* DATA SHOWN:
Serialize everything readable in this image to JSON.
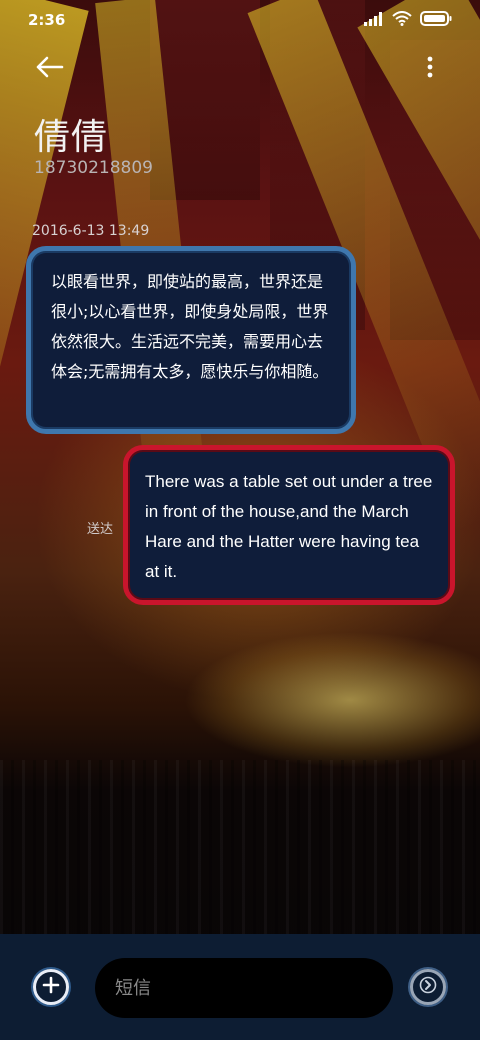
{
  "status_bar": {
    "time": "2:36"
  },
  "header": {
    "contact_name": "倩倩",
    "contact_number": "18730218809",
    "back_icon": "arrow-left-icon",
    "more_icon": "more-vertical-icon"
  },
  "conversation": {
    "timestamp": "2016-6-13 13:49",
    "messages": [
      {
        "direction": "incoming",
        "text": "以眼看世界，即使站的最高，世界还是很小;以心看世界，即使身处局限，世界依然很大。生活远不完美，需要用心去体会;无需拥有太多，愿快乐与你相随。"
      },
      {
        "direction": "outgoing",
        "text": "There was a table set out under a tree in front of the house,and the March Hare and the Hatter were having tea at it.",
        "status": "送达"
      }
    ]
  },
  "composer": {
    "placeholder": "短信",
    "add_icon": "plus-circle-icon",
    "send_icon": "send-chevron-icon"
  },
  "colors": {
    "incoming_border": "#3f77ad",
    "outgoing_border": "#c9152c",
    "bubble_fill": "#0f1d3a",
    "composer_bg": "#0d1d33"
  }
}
...
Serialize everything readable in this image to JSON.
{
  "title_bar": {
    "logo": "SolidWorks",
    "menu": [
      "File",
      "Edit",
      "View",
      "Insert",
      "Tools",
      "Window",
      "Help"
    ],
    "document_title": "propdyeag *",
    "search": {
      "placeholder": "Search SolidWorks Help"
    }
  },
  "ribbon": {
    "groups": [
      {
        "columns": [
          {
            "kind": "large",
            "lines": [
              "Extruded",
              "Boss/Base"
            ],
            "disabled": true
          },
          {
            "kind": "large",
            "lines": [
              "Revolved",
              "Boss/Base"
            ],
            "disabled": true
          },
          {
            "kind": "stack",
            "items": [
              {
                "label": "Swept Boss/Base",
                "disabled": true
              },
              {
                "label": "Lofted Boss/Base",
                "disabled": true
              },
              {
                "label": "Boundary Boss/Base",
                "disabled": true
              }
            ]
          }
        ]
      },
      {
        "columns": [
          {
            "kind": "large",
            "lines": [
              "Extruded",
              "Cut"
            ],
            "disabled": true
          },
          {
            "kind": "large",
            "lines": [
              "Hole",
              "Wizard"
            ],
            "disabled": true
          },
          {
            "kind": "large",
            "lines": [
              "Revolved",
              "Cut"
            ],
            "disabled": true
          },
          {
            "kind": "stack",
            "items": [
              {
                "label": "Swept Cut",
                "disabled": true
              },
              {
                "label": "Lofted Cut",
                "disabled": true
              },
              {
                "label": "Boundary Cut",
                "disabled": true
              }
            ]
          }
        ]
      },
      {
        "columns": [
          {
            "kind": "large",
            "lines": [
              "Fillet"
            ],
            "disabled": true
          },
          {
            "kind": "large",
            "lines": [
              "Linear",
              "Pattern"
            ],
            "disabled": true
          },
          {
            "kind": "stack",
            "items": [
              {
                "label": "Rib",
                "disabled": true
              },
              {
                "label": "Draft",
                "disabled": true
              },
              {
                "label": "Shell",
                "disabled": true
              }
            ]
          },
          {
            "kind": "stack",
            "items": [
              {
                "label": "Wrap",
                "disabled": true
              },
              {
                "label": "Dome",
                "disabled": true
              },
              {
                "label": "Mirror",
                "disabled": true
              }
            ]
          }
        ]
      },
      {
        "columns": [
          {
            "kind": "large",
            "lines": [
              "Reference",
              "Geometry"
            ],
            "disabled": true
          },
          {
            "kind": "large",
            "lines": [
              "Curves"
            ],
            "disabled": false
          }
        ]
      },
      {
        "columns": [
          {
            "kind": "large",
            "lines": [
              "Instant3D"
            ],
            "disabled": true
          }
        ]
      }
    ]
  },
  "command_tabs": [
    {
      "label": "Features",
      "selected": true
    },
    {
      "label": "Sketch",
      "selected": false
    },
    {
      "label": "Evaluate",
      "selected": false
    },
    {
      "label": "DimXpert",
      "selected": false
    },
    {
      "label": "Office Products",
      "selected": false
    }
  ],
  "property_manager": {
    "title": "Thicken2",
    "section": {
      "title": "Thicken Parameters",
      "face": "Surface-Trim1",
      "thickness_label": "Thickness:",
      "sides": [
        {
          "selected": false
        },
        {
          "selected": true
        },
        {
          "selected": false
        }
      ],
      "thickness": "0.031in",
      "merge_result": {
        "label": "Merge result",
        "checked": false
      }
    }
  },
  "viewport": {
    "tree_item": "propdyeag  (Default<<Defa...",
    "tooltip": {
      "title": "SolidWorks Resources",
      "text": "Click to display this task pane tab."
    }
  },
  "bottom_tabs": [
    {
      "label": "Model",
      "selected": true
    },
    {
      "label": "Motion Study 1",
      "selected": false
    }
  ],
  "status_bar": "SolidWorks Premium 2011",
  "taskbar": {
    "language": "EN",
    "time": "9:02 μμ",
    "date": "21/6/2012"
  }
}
* * *
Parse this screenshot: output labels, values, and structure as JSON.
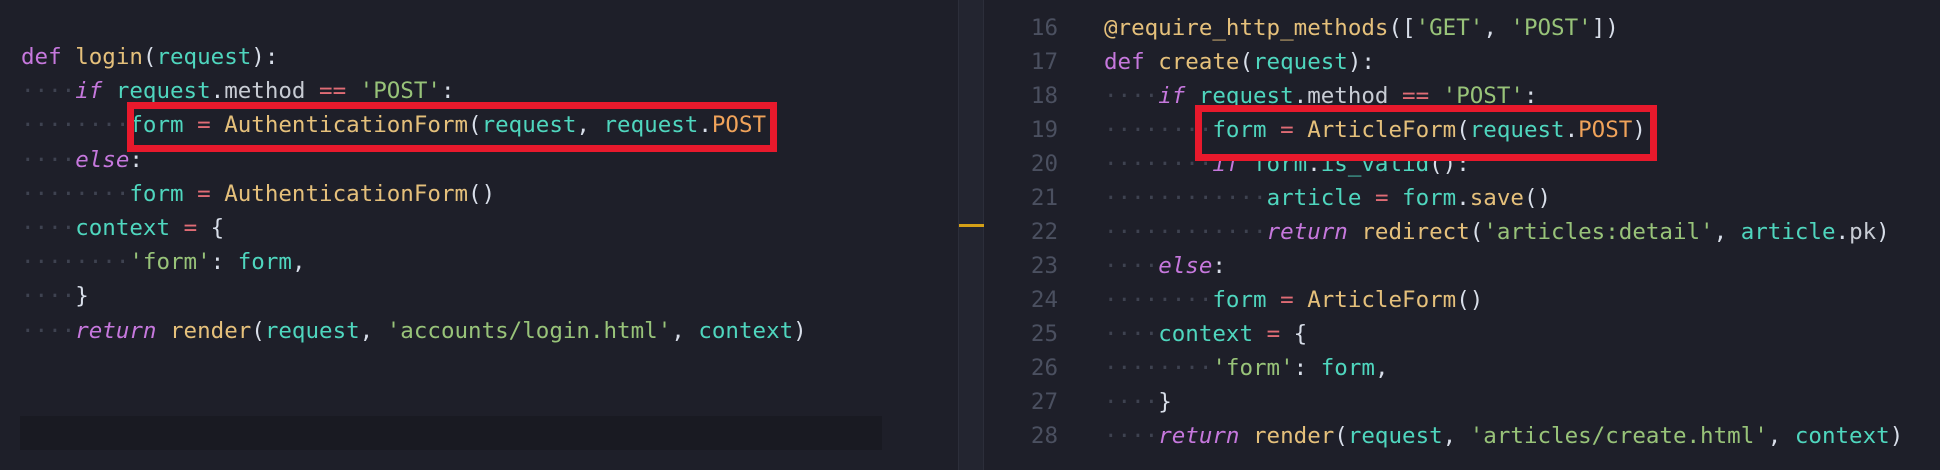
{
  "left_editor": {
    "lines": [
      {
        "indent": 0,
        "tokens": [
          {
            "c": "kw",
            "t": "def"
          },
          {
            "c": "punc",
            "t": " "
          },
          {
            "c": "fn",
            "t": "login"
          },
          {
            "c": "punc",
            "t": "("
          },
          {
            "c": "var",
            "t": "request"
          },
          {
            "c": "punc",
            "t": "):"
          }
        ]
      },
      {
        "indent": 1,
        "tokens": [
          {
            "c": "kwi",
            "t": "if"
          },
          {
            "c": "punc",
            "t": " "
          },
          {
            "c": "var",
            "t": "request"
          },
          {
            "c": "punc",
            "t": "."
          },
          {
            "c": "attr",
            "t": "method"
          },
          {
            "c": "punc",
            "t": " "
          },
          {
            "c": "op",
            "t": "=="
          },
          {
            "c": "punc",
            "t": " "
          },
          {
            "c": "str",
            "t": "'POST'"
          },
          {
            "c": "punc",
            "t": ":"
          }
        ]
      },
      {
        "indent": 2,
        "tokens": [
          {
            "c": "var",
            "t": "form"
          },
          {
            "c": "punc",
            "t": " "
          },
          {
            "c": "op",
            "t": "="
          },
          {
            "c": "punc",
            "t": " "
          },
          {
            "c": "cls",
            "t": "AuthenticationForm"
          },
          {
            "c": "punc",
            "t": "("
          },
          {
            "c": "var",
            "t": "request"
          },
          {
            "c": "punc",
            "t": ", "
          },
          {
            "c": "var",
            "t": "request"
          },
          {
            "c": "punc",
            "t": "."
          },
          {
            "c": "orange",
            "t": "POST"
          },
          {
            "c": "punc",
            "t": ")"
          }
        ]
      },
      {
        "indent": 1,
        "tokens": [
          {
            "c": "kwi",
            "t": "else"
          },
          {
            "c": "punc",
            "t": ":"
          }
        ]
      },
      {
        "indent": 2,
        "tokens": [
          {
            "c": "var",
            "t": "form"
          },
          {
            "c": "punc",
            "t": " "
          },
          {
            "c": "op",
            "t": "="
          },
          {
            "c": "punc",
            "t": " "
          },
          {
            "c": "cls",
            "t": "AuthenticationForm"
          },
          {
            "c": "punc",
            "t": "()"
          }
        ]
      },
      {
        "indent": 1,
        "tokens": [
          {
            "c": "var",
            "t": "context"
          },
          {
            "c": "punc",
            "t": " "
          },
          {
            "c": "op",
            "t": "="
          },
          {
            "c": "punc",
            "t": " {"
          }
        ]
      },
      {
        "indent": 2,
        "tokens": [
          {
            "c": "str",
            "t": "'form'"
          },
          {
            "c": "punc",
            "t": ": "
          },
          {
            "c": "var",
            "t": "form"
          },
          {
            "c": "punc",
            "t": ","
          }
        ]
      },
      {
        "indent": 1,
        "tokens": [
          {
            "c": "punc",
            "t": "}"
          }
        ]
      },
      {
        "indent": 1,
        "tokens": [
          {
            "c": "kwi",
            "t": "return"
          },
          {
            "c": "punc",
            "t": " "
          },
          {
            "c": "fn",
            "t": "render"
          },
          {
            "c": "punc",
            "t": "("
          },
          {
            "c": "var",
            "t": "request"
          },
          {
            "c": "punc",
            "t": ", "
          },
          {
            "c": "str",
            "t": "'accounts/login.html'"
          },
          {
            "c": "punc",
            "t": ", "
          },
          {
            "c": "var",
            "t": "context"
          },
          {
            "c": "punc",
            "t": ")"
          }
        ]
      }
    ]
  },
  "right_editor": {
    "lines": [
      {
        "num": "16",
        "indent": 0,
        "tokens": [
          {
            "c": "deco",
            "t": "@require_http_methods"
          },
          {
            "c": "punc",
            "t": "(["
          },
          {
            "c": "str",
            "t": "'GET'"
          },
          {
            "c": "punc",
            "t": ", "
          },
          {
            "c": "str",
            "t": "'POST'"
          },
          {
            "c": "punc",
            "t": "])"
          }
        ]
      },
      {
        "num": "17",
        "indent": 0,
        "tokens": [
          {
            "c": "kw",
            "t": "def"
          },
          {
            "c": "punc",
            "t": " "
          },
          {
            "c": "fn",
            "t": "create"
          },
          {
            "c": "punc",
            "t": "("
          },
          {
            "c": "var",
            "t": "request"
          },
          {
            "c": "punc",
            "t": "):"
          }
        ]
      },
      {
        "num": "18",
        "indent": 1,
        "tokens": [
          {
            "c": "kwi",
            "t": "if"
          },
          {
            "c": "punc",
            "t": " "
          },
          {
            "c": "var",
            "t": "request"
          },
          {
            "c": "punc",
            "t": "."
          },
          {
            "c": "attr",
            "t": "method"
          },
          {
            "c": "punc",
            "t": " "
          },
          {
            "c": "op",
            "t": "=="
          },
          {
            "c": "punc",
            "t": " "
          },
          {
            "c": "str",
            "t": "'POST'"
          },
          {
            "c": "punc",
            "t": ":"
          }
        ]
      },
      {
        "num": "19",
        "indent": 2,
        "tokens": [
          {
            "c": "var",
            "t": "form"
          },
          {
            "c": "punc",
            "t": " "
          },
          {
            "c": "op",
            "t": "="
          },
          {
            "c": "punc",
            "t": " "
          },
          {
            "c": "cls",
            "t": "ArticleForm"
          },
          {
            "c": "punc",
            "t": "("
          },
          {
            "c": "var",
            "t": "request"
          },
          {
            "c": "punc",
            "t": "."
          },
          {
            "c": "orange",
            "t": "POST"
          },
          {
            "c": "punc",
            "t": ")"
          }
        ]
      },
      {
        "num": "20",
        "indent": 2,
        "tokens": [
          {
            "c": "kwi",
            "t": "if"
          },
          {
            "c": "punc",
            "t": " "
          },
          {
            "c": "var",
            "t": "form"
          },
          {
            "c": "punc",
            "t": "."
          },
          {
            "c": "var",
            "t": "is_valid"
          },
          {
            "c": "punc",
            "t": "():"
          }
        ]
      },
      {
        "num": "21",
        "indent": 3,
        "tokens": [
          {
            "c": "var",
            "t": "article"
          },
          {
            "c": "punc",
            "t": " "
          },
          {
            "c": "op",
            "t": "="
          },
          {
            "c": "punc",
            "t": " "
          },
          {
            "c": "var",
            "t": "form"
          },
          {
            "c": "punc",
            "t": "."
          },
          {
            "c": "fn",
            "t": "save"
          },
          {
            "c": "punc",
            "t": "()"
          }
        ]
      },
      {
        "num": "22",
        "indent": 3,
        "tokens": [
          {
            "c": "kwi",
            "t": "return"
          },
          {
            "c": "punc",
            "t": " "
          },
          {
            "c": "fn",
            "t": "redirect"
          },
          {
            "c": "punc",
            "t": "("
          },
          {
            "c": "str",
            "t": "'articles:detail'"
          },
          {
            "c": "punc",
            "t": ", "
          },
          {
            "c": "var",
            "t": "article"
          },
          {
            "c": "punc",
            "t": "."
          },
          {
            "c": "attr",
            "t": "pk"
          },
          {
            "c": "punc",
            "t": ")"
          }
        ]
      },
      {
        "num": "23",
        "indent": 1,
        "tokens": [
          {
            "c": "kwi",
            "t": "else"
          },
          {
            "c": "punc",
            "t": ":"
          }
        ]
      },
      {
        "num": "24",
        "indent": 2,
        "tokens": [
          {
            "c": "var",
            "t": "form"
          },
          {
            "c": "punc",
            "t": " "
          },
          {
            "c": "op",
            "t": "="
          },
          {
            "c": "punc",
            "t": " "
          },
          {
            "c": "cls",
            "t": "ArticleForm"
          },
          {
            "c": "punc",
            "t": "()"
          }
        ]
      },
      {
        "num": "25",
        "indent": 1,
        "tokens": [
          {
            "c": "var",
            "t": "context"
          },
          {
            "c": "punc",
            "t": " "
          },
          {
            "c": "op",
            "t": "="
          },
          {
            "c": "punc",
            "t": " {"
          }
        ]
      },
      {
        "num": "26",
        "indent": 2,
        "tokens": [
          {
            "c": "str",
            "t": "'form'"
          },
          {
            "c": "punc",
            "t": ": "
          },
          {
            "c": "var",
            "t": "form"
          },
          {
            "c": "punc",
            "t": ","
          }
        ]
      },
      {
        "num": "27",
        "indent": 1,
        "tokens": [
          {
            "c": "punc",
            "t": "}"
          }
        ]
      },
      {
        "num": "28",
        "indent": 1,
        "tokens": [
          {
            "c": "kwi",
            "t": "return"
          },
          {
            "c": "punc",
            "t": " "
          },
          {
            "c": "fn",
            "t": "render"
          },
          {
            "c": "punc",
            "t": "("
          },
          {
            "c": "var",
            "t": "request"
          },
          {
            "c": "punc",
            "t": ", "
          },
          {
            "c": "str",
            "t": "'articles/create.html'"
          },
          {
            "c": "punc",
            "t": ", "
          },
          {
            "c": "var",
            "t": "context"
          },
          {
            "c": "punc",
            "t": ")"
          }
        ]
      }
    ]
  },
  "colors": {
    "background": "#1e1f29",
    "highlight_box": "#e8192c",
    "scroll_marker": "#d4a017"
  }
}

* PROBLEM DETAILS: Pull out all lines from the entries above that include the word "Lofted".

* COMPLETE OUTPUT:
                "label": "Lofted Boss/Base",
                "label": "Lofted Cut",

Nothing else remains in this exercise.